WHAT YOU SHOULD DO = How many lines in the records below contain the word "Epaisseur"? Give only the number.

___ AVAILABLE DATA ___

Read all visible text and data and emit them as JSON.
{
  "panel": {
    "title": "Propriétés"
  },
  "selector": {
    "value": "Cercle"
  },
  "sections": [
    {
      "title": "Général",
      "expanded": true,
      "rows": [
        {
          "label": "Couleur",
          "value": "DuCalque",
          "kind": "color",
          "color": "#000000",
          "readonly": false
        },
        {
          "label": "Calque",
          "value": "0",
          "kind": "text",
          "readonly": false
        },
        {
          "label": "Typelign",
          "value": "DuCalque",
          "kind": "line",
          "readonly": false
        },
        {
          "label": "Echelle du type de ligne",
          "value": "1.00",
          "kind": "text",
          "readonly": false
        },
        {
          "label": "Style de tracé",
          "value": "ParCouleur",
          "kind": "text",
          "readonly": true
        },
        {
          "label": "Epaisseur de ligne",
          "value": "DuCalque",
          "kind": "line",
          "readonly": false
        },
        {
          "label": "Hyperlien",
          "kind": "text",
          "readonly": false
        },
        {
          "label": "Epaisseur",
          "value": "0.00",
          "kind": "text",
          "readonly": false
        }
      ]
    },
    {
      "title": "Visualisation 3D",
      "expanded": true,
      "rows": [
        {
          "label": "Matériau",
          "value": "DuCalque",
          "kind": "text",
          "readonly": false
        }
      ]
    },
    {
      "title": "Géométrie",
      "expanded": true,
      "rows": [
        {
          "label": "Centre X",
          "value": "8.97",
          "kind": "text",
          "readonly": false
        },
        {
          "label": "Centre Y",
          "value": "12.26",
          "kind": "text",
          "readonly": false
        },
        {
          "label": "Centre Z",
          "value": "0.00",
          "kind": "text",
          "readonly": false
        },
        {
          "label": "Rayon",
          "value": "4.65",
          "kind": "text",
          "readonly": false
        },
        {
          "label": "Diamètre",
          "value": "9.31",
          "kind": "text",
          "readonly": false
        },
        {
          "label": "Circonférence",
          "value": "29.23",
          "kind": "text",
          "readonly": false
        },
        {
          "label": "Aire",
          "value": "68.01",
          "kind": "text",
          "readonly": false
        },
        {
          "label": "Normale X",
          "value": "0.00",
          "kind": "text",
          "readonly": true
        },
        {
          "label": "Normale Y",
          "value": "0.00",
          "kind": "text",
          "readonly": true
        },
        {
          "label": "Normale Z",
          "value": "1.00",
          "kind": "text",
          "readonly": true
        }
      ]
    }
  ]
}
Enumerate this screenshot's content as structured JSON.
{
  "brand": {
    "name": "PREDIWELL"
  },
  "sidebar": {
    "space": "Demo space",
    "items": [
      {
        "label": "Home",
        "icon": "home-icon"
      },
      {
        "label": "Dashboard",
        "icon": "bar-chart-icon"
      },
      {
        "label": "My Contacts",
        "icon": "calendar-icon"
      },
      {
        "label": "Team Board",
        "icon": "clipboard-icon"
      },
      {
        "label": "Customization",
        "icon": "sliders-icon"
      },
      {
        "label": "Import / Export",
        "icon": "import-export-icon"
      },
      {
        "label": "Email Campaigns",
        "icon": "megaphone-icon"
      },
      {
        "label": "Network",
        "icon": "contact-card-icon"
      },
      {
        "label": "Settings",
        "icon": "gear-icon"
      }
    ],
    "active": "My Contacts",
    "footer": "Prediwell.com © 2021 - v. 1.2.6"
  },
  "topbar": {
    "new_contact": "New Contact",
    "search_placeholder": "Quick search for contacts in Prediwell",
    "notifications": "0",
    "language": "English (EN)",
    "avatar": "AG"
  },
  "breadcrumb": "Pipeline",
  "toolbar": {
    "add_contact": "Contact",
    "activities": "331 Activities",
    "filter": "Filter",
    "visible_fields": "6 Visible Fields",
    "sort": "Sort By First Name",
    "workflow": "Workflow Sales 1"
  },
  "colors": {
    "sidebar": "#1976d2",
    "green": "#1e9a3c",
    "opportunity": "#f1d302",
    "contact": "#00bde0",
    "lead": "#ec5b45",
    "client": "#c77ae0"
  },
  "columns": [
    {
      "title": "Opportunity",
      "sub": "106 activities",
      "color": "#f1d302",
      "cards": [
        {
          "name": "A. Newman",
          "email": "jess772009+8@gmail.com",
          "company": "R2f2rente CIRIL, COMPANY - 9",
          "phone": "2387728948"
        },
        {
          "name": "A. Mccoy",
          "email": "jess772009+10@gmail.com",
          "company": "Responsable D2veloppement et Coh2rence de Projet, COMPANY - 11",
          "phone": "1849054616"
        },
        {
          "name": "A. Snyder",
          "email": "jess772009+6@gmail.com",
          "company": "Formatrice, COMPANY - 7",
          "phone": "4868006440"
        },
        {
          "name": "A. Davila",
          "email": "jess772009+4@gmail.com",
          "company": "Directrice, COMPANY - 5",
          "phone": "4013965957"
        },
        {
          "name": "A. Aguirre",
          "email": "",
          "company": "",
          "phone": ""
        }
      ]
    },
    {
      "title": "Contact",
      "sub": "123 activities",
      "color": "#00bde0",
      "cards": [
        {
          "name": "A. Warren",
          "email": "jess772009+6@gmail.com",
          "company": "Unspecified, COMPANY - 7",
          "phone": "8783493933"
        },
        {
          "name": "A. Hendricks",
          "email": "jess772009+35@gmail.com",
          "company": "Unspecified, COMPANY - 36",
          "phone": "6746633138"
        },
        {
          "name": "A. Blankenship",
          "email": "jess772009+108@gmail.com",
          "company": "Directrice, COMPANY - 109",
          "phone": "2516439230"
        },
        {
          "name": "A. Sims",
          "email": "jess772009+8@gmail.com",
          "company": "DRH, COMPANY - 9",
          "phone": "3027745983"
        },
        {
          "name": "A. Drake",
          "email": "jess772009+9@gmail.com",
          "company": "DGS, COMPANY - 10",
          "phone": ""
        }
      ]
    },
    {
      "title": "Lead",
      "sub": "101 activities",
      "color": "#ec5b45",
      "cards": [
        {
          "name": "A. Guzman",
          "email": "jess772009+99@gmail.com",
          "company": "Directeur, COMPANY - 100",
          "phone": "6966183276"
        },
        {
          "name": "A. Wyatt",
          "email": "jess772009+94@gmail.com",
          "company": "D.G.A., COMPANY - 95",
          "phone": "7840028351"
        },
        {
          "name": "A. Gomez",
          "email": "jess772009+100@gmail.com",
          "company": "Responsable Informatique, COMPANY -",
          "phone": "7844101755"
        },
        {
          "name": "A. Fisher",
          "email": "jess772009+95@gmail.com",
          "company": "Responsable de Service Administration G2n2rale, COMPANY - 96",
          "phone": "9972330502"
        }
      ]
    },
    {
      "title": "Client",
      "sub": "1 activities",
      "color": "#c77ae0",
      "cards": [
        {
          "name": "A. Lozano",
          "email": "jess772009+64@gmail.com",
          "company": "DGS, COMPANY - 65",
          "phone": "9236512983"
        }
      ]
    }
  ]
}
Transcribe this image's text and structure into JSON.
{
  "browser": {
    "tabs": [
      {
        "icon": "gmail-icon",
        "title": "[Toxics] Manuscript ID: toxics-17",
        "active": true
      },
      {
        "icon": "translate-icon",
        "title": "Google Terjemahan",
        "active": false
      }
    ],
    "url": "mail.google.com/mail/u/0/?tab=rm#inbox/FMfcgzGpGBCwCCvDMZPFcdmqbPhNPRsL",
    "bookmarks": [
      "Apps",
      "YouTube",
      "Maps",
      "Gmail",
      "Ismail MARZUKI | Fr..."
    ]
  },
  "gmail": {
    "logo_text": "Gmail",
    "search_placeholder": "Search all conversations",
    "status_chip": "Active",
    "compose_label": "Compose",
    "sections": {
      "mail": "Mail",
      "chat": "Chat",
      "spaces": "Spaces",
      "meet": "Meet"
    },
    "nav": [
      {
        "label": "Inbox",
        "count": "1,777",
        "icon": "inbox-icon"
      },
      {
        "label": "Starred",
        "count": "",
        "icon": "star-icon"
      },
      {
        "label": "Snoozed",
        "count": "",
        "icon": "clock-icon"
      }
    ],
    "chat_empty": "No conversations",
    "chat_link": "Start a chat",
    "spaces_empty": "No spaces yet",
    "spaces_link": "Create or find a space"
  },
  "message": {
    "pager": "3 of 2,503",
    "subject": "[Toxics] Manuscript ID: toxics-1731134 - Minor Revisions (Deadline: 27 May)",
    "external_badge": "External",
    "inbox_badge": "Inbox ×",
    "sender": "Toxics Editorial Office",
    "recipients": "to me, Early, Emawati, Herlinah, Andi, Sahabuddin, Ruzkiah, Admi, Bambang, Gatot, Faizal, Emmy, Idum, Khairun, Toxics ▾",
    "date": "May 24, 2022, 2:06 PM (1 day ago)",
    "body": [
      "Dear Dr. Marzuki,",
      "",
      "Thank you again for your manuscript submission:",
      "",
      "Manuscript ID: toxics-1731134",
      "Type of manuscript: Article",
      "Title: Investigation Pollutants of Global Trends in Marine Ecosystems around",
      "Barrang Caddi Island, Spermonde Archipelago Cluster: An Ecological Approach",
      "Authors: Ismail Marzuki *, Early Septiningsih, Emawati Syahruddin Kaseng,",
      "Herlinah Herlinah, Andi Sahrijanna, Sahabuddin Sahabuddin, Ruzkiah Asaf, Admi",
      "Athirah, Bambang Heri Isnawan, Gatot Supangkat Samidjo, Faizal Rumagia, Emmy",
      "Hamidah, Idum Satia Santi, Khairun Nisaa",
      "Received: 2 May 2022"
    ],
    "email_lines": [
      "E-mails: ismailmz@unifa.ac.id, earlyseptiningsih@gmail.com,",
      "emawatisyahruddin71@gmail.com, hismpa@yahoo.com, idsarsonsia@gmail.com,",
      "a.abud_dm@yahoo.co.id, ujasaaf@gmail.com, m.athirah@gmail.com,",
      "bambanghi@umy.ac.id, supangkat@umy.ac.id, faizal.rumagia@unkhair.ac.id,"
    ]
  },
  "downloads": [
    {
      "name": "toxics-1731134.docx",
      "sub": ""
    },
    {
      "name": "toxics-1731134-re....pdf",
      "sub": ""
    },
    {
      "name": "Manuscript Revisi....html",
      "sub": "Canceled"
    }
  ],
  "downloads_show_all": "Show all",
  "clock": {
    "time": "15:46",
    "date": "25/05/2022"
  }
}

___

SOLUTION TO THE EXERCISE = 2